┌────────

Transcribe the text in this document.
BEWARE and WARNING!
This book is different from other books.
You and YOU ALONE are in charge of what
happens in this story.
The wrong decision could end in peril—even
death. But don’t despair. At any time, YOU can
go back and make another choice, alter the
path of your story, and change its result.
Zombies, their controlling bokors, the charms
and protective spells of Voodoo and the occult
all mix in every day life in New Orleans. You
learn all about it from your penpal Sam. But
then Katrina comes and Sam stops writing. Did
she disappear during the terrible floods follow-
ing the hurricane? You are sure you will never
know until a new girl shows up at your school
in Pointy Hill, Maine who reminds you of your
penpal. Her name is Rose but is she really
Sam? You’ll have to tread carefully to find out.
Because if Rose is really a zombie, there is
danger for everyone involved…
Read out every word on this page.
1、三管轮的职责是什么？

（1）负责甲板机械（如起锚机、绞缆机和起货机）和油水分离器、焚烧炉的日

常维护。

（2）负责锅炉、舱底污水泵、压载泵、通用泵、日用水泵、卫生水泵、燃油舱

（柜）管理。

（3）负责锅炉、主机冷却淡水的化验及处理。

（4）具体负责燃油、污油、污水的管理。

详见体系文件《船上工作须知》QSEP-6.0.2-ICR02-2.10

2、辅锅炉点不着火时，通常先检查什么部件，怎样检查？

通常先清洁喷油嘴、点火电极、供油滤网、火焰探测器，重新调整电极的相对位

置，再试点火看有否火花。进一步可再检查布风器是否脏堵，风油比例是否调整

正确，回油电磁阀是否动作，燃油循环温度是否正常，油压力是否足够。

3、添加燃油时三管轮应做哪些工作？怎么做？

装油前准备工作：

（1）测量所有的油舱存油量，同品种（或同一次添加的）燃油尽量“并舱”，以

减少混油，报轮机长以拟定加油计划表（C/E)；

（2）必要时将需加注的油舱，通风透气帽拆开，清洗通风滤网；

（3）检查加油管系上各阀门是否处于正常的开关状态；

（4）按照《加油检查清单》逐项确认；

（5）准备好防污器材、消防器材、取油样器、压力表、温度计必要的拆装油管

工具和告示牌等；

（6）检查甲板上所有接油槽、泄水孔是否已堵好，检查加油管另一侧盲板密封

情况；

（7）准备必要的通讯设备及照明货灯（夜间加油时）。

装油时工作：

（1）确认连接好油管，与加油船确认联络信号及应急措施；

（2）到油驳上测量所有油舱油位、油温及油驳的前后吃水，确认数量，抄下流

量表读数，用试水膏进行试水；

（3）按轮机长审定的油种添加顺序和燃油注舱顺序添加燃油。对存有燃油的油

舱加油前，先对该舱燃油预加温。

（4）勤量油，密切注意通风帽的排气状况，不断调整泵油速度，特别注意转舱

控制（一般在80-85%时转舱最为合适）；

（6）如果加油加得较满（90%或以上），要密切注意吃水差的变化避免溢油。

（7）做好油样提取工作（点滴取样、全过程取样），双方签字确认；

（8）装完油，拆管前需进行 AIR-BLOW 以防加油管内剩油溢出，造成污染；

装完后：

└────────

▸ TASK REQUIREMENTS
All lines above containing the string "Rose" are to be collected.

▸ FINISHED ANSWER
penpal. Her name is Rose but is she really
Because if Rose is really a zombie, there is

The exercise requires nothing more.